* _What to do_: Count how many lines of the data below contain the string "anomaly"; the reply should be that number alone.

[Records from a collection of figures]
:::::

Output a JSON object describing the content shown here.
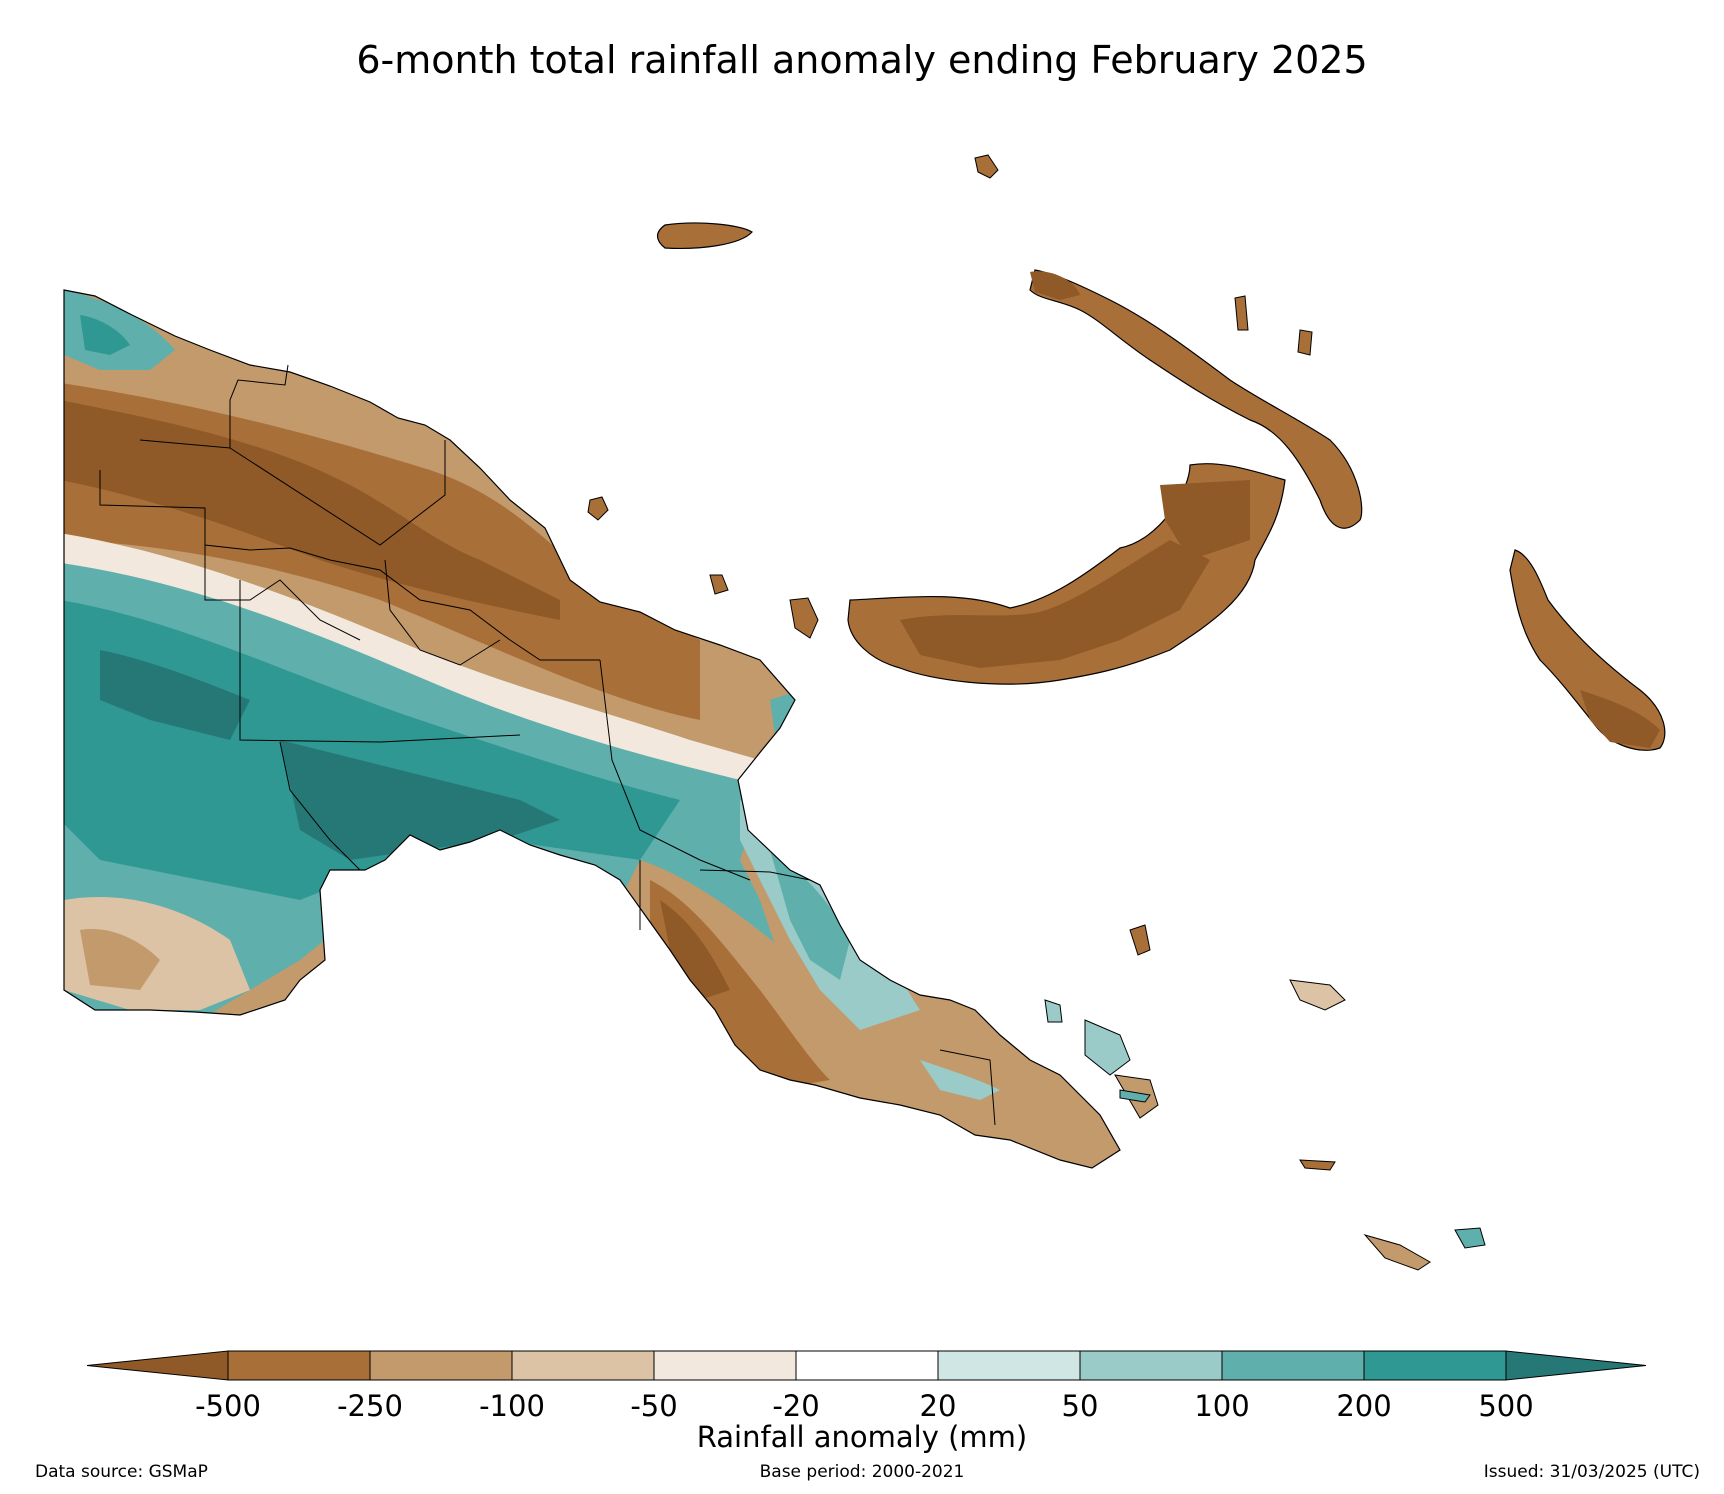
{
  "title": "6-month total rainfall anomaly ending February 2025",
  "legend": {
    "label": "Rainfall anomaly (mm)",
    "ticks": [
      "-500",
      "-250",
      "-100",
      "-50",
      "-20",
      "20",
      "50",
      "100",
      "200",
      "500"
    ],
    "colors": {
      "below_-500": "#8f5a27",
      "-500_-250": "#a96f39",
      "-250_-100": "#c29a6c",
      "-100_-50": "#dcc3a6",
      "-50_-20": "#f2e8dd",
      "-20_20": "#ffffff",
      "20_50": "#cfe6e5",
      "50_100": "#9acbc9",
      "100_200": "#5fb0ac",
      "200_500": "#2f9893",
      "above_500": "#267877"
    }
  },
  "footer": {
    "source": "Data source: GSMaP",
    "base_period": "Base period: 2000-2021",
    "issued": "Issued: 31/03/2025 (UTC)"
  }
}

:::::

* _Exercise response_: 2